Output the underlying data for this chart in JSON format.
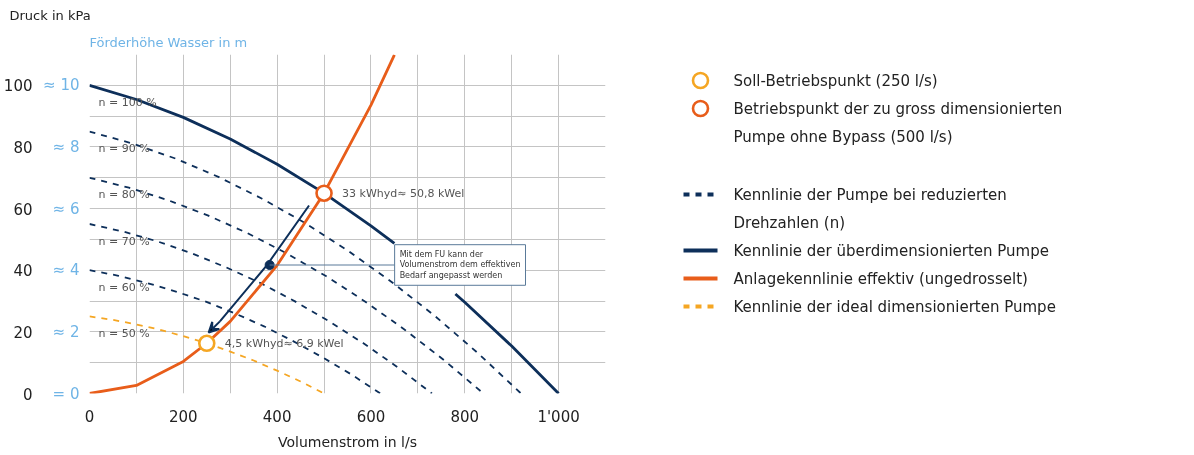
{
  "chart_data": {
    "type": "line",
    "title": "Druck in  kPa",
    "subtitle": "Förderhöhe Wasser in m",
    "xlabel": "Volumenstrom in l/s",
    "xlim": [
      0,
      1100
    ],
    "ylim": [
      0,
      110
    ],
    "xticks": [
      0,
      200,
      400,
      600,
      800,
      {
        "value": 1000,
        "label": "1'000"
      }
    ],
    "yticks": [
      0,
      20,
      40,
      60,
      80,
      100
    ],
    "y2lim": [
      0,
      11
    ],
    "y2ticks": [
      {
        "value": 0,
        "label": "= 0"
      },
      {
        "value": 2,
        "label": "≈ 2"
      },
      {
        "value": 4,
        "label": "≈ 4"
      },
      {
        "value": 6,
        "label": "≈ 6"
      },
      {
        "value": 8,
        "label": "≈ 8"
      },
      {
        "value": 10,
        "label": "≈ 10"
      }
    ],
    "grid": true,
    "legend": "right",
    "series": [
      {
        "name": "Soll-Betriebspunkt (250 l/s)",
        "type": "scatter",
        "marker": "circle",
        "color": "#f5a623",
        "x": [
          250
        ],
        "values": [
          16.3
        ]
      },
      {
        "name": "Betriebspunkt der zu gross dimensionierten Pumpe ohne Bypass (500 l/s)",
        "type": "scatter",
        "marker": "circle",
        "color": "#e85d1a",
        "x": [
          500
        ],
        "values": [
          65
        ]
      },
      {
        "name": "Kennlinie der Pumpe bei reduzierten Drehzahlen (n)",
        "color": "#0d2f5a",
        "line_style": "dashed",
        "x": [
          0,
          92,
          184,
          276,
          368,
          460,
          552,
          644,
          736,
          828,
          920
        ],
        "values": [
          85,
          81.1,
          76.2,
          70.2,
          63.2,
          55.3,
          46.2,
          36.2,
          25.2,
          13.1,
          0
        ]
      },
      {
        "color": "#0d2f5a",
        "line_style": "dashed",
        "x": [
          0,
          84,
          168,
          252,
          336,
          420,
          504,
          588,
          672,
          756,
          840
        ],
        "values": [
          70,
          66.8,
          62.7,
          57.8,
          52.1,
          45.5,
          38.1,
          29.8,
          20.7,
          10.8,
          0
        ]
      },
      {
        "color": "#0d2f5a",
        "line_style": "dashed",
        "x": [
          0,
          73,
          146,
          219,
          292,
          365,
          438,
          511,
          584,
          657,
          730
        ],
        "values": [
          55,
          52.5,
          49.3,
          45.4,
          40.9,
          35.8,
          29.9,
          23.4,
          16.3,
          8.5,
          0
        ]
      },
      {
        "color": "#0d2f5a",
        "line_style": "dashed",
        "x": [
          0,
          62,
          124,
          186,
          248,
          310,
          372,
          434,
          496,
          558,
          620
        ],
        "values": [
          40,
          38.2,
          35.8,
          33,
          29.8,
          26,
          21.8,
          17,
          11.8,
          6.2,
          0
        ]
      },
      {
        "name": "Kennlinie der überdimensionierten Pumpe",
        "color": "#0d2f5a",
        "line_style": "solid",
        "x": [
          0,
          100,
          200,
          300,
          400,
          500,
          600,
          650,
          700,
          780,
          800,
          900,
          1000
        ],
        "values": [
          100,
          95.4,
          89.6,
          82.6,
          74.4,
          65,
          54.4,
          48.7,
          null,
          32.3,
          29.6,
          15.4,
          0
        ]
      },
      {
        "name": "Anlagekennlinie effektiv (ungedrosselt)",
        "color": "#e85d1a",
        "line_style": "solid",
        "x": [
          0,
          100,
          200,
          250,
          300,
          400,
          500,
          600,
          650
        ],
        "values": [
          0,
          2.6,
          10.4,
          16.3,
          23.4,
          41.6,
          65,
          93.6,
          109.9
        ]
      },
      {
        "name": "Kennlinie der ideal dimensionierten Pumpe",
        "color": "#f5a623",
        "line_style": "dashed",
        "x": [
          0,
          50,
          100,
          150,
          200,
          250,
          300,
          350,
          400,
          450,
          500
        ],
        "values": [
          25,
          23.9,
          22.4,
          20.7,
          18.6,
          16.3,
          13.6,
          10.7,
          7.4,
          3.9,
          0
        ]
      }
    ],
    "annotations": [
      {
        "text": "n = 100 %",
        "x": 0,
        "y": 100
      },
      {
        "text": "n = 90 %",
        "x": 0,
        "y": 85
      },
      {
        "text": "n = 80 %",
        "x": 0,
        "y": 70
      },
      {
        "text": "n = 70 %",
        "x": 0,
        "y": 55
      },
      {
        "text": "n = 60 %",
        "x": 0,
        "y": 40
      },
      {
        "text": "n = 50 %",
        "x": 0,
        "y": 25
      },
      {
        "text": "33 kWhyd≈ 50,8 kWel",
        "x": 500,
        "y": 65
      },
      {
        "text": "4,5 kWhyd≈ 6,9 kWel",
        "x": 250,
        "y": 16.3
      },
      {
        "text": "Mit dem FU kann der Volumenstrom dem effektiven Bedarf angepasst werden",
        "x": 384,
        "y": 41.7
      }
    ]
  }
}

==========

Work out how many lines of the listing above include "kWhyd". Answer with the number and nothing more.

Written answer:
2